→ **What you need to do**:
Copy out every line of the items below word for word, with nothing added, dropped or changed.
***** Records to use *****
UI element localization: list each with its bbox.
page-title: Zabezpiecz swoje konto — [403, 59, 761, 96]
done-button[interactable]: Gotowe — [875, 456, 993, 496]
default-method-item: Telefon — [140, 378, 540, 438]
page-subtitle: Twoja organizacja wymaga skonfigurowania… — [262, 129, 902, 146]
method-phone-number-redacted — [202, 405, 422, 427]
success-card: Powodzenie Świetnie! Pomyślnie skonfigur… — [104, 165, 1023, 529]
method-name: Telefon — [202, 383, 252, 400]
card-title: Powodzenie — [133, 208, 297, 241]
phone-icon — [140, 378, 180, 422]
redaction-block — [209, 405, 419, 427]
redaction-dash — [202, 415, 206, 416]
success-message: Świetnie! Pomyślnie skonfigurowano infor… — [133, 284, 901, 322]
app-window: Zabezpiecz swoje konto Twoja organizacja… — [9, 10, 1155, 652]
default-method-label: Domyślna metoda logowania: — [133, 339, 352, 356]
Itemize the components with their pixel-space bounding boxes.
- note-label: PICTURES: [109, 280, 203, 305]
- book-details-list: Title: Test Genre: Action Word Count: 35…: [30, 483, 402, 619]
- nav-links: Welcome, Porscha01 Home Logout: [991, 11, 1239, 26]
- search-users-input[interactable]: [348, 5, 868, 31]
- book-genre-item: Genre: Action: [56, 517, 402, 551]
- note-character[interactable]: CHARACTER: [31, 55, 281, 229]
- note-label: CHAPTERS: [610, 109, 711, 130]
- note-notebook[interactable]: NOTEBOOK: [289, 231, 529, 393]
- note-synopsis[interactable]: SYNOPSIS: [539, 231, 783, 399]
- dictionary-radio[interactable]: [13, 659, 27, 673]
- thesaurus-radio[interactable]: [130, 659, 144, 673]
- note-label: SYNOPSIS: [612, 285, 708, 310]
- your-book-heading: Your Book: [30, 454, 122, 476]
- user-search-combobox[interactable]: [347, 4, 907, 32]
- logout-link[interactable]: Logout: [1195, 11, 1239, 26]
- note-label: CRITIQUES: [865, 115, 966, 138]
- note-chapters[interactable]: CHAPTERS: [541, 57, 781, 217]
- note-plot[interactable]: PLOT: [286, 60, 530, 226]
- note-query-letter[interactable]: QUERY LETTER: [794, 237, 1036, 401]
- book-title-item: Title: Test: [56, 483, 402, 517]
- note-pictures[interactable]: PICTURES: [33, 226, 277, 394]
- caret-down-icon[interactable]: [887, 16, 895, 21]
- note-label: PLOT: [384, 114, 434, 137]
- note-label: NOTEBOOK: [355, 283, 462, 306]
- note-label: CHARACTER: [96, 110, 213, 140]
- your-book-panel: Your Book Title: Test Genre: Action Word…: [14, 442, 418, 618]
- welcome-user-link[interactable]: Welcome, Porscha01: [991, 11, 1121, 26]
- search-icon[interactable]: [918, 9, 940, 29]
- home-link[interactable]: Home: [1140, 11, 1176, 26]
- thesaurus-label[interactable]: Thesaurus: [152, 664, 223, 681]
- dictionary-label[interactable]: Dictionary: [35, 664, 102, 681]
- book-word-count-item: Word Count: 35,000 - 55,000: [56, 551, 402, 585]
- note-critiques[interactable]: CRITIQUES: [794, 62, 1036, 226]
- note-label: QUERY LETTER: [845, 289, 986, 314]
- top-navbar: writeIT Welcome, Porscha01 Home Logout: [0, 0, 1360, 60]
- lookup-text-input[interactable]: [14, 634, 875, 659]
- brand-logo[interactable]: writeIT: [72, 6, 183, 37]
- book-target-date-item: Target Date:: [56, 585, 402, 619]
*****
→ **Answer for the task**:
UI element localization: list each with its bbox.
page-title: Zabezpiecz swoje konto — [403, 59, 761, 96]
done-button[interactable]: Gotowe — [875, 456, 993, 496]
default-method-item: Telefon — [140, 378, 540, 438]
page-subtitle: Twoja organizacja wymaga skonfigurowania… — [262, 129, 902, 146]
method-phone-number-redacted — [202, 405, 422, 427]
success-card: Powodzenie Świetnie! Pomyślnie skonfigur… — [104, 165, 1023, 529]
method-name: Telefon — [202, 383, 252, 400]
card-title: Powodzenie — [133, 208, 297, 241]
phone-icon — [140, 378, 180, 422]
redaction-block — [209, 405, 419, 427]
redaction-dash — [202, 415, 206, 416]
success-message: Świetnie! Pomyślnie skonfigurowano infor… — [133, 284, 901, 322]
app-window: Zabezpiecz swoje konto Twoja organizacja… — [9, 10, 1155, 652]
default-method-label: Domyślna metoda logowania: — [133, 339, 352, 356]
Itemize the components with their pixel-space bounding boxes.
- note-label: PICTURES: [109, 280, 203, 305]
- book-details-list: Title: Test Genre: Action Word Count: 35…: [30, 483, 402, 619]
- nav-links: Welcome, Porscha01 Home Logout: [991, 11, 1239, 26]
- search-users-input[interactable]: [348, 5, 868, 31]
- book-genre-item: Genre: Action: [56, 517, 402, 551]
- note-character[interactable]: CHARACTER: [31, 55, 281, 229]
- note-label: CHAPTERS: [610, 109, 711, 130]
- note-notebook[interactable]: NOTEBOOK: [289, 231, 529, 393]
- note-synopsis[interactable]: SYNOPSIS: [539, 231, 783, 399]
- dictionary-radio[interactable]: [13, 659, 27, 673]
- thesaurus-radio[interactable]: [130, 659, 144, 673]
- note-label: SYNOPSIS: [612, 285, 708, 310]
- your-book-heading: Your Book: [30, 454, 122, 476]
- user-search-combobox[interactable]: [347, 4, 907, 32]
- logout-link[interactable]: Logout: [1195, 11, 1239, 26]
- note-label: CRITIQUES: [865, 115, 966, 138]
- note-chapters[interactable]: CHAPTERS: [541, 57, 781, 217]
- note-plot[interactable]: PLOT: [286, 60, 530, 226]
- note-query-letter[interactable]: QUERY LETTER: [794, 237, 1036, 401]
- book-title-item: Title: Test: [56, 483, 402, 517]
- note-pictures[interactable]: PICTURES: [33, 226, 277, 394]
- caret-down-icon[interactable]: [887, 16, 895, 21]
- note-label: PLOT: [384, 114, 434, 137]
- note-label: NOTEBOOK: [355, 283, 462, 306]
- note-label: CHARACTER: [96, 110, 213, 140]
- your-book-panel: Your Book Title: Test Genre: Action Word…: [14, 442, 418, 618]
- welcome-user-link[interactable]: Welcome, Porscha01: [991, 11, 1121, 26]
- search-icon[interactable]: [918, 9, 940, 29]
- home-link[interactable]: Home: [1140, 11, 1176, 26]
- thesaurus-label[interactable]: Thesaurus: [152, 664, 223, 681]
- dictionary-label[interactable]: Dictionary: [35, 664, 102, 681]
- book-word-count-item: Word Count: 35,000 - 55,000: [56, 551, 402, 585]
- note-critiques[interactable]: CRITIQUES: [794, 62, 1036, 226]
- note-label: QUERY LETTER: [845, 289, 986, 314]
- top-navbar: writeIT Welcome, Porscha01 Home Logout: [0, 0, 1360, 60]
- lookup-text-input[interactable]: [14, 634, 875, 659]
- brand-logo[interactable]: writeIT: [72, 6, 183, 37]
- book-target-date-item: Target Date:: [56, 585, 402, 619]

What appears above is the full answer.